- _What you should do_: Return a copy of each line that holds the string "image".

- _Records supplied_:
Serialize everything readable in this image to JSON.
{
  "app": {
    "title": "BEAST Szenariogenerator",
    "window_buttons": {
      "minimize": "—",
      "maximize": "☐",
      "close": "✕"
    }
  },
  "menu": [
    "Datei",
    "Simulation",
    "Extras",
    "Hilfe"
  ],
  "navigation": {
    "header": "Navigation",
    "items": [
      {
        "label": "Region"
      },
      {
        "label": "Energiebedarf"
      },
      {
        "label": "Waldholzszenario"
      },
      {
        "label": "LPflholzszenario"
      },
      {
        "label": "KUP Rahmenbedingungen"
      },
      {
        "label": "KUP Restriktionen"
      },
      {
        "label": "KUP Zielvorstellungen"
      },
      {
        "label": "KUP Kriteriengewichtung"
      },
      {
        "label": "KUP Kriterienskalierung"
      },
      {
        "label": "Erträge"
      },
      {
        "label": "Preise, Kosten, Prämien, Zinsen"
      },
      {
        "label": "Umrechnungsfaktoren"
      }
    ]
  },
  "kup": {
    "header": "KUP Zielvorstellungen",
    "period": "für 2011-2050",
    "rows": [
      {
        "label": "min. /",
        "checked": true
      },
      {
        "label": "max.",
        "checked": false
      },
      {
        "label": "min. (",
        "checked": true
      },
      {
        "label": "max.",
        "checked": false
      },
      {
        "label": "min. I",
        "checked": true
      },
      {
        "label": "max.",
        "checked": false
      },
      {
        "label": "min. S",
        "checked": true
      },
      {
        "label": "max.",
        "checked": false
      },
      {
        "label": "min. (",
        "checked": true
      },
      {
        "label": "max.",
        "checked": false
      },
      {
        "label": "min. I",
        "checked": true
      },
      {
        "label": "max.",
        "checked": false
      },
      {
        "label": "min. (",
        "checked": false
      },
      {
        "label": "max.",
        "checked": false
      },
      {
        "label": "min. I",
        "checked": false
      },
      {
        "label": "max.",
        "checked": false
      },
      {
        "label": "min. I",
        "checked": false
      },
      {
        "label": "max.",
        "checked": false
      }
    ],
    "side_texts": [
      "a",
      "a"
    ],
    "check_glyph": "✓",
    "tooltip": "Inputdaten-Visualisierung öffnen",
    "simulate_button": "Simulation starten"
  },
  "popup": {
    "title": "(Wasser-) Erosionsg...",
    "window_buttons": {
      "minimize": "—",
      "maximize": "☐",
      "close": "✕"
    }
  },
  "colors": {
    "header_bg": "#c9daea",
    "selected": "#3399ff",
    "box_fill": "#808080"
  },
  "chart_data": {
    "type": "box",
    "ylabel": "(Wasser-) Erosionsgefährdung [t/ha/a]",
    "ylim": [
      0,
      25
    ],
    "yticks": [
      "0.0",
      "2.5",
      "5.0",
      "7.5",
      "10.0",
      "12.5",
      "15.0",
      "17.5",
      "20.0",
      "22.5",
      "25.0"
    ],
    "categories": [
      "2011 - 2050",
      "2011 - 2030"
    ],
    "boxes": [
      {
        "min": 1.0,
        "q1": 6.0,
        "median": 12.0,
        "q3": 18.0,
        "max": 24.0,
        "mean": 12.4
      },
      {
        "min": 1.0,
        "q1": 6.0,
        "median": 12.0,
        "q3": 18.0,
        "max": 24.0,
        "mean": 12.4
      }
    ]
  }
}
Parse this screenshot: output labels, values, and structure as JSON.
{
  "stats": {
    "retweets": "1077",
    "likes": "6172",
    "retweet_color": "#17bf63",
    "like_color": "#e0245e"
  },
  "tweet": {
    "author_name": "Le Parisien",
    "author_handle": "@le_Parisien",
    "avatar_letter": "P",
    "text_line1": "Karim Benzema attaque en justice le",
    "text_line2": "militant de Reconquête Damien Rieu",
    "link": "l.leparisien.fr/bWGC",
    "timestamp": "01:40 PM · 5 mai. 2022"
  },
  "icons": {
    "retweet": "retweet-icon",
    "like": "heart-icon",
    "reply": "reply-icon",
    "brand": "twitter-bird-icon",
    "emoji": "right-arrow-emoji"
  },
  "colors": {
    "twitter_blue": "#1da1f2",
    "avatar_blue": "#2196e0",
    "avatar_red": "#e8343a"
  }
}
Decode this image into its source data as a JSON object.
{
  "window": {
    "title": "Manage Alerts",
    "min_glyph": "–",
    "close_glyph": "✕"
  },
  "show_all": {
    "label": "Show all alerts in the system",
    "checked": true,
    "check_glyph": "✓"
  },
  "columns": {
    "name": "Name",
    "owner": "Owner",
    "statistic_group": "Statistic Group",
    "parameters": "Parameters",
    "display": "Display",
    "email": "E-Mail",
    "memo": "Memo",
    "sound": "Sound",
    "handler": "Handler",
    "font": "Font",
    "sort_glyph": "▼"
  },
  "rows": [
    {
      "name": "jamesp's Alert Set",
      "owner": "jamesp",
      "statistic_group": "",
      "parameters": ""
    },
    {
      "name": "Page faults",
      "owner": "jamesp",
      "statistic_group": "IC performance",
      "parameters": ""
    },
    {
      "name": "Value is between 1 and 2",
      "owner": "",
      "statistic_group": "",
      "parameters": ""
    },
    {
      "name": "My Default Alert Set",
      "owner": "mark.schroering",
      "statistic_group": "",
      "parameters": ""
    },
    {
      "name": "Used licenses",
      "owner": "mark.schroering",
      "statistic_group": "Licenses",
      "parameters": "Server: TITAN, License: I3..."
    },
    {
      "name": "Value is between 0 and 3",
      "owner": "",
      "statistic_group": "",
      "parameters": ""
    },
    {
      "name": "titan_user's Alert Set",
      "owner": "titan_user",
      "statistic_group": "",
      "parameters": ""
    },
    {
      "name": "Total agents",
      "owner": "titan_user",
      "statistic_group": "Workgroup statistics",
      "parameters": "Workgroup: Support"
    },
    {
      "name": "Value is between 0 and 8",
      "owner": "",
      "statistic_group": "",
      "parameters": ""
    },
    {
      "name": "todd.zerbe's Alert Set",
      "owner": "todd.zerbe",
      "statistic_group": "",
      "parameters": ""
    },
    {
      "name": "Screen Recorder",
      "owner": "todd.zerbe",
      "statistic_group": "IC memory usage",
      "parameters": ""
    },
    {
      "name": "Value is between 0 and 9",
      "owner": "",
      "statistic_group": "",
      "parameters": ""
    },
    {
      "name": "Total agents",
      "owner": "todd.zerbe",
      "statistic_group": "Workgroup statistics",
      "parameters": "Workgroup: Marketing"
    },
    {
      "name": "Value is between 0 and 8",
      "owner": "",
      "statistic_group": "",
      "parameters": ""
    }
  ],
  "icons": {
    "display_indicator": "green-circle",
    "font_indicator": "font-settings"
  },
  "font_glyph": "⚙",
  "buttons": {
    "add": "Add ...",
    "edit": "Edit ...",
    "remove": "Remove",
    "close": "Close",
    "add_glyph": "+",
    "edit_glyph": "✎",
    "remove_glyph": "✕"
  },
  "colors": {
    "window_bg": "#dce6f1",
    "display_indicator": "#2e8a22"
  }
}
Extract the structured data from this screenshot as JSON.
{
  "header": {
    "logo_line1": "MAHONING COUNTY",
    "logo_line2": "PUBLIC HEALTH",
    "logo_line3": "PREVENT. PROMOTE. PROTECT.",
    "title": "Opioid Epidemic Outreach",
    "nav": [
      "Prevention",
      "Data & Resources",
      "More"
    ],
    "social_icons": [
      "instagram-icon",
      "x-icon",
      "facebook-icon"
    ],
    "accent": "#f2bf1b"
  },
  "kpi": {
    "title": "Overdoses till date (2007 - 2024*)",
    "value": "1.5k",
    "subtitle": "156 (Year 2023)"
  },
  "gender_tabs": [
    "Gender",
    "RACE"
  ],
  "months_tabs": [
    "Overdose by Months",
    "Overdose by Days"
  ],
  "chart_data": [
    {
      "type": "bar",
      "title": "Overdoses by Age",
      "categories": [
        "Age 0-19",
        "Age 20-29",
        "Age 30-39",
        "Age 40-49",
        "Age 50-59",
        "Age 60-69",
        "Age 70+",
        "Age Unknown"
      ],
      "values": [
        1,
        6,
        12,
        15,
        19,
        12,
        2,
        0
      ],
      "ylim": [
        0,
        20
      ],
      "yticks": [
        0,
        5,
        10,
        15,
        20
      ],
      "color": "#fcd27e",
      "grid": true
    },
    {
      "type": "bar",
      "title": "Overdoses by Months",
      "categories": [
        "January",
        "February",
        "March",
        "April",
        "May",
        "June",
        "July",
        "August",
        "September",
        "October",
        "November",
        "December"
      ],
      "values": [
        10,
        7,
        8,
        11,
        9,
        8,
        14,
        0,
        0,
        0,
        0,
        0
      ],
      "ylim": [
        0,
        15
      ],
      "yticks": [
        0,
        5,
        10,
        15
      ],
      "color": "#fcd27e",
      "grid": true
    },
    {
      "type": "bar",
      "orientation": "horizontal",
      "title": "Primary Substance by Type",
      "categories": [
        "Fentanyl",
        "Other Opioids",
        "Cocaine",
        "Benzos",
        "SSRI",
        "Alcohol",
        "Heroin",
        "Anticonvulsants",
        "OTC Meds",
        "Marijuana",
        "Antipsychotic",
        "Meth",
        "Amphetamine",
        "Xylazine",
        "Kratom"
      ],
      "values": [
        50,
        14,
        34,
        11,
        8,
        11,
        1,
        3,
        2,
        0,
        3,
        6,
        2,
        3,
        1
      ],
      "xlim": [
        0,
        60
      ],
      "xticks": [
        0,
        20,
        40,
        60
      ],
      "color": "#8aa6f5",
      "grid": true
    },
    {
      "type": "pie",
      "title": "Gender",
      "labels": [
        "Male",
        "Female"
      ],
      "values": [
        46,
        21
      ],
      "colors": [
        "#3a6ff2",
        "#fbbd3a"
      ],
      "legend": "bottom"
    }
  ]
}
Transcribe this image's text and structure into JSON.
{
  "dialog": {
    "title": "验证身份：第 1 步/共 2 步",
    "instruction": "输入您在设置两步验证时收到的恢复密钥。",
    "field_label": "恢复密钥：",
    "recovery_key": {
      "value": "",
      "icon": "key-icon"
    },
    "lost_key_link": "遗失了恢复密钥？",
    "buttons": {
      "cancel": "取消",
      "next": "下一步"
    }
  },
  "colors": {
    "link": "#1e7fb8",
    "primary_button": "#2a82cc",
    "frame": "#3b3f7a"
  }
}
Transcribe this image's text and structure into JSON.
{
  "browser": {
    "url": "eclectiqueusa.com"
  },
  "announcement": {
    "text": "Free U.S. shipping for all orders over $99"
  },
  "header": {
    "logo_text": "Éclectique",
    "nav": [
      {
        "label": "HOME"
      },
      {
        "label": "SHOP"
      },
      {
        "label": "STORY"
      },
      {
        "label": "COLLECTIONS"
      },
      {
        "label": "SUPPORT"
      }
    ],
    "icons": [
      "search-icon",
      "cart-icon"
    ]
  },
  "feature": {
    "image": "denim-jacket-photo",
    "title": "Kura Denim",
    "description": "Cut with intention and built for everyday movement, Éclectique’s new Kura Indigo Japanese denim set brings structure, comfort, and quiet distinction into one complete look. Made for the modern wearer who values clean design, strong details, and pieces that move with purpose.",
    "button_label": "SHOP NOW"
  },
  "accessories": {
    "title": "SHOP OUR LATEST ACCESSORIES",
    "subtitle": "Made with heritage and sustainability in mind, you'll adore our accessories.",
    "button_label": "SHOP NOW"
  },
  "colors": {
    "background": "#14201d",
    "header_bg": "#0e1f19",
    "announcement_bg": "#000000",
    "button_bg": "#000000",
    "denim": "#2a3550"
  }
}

- _Solution_:
Serialize everything readable in this image to JSON.
Decode this image into its source data as a JSON object.
Transcribe this image's text and structure into JSON.
Transcribe this image's text and structure into JSON.
    "image": "denim-jacket-photo",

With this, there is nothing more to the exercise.